→ **Your instructions**
In the records below, find each line with the word "xlabel" and copy it.

→ **Given records**

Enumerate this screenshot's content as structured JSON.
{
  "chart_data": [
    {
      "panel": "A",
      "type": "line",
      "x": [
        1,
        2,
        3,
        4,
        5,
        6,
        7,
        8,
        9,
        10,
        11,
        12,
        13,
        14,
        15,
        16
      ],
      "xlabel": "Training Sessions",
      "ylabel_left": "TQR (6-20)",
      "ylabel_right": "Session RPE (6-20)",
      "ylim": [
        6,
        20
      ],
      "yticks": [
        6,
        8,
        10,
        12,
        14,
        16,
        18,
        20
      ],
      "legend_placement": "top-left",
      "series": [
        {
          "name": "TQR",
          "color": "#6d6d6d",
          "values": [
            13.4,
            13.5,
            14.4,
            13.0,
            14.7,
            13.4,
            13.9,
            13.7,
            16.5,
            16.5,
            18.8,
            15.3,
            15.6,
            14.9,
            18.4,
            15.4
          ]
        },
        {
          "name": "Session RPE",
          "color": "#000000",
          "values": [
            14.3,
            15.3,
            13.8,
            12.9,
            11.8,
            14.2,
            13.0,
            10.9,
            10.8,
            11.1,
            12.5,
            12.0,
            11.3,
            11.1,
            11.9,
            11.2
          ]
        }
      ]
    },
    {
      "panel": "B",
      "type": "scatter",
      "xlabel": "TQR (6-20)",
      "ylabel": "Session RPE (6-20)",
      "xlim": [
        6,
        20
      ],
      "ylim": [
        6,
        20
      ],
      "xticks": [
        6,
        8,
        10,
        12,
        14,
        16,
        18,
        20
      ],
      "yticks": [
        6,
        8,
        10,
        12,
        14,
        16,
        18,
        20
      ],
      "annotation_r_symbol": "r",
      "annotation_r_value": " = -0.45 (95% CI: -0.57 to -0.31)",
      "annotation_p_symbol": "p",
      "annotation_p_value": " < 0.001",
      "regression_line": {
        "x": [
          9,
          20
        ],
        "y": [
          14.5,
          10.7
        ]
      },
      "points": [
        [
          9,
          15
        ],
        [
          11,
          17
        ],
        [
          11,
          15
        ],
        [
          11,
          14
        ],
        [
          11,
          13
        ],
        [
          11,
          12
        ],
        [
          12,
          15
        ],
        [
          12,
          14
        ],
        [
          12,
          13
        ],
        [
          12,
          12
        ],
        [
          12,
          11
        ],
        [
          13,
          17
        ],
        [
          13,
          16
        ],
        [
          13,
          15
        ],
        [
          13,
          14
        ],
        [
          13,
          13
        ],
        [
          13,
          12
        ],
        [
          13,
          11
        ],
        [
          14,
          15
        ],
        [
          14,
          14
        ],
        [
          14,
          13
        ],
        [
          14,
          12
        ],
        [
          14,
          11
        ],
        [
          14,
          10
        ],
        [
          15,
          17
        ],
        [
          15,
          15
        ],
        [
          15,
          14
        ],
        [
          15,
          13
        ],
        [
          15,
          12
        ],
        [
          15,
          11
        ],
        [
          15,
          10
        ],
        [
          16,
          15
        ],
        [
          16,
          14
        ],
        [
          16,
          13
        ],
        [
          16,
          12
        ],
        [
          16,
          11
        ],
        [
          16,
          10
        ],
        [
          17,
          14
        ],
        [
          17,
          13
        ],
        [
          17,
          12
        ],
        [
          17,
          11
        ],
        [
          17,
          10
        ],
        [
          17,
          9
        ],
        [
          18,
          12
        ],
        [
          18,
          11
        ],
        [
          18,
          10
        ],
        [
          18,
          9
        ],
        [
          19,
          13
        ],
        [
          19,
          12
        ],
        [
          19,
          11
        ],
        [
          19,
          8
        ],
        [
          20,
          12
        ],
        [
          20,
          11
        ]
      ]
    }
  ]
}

→ **Output for this exercise**
      "xlabel": "Training Sessions",
      "xlabel": "TQR (6-20)",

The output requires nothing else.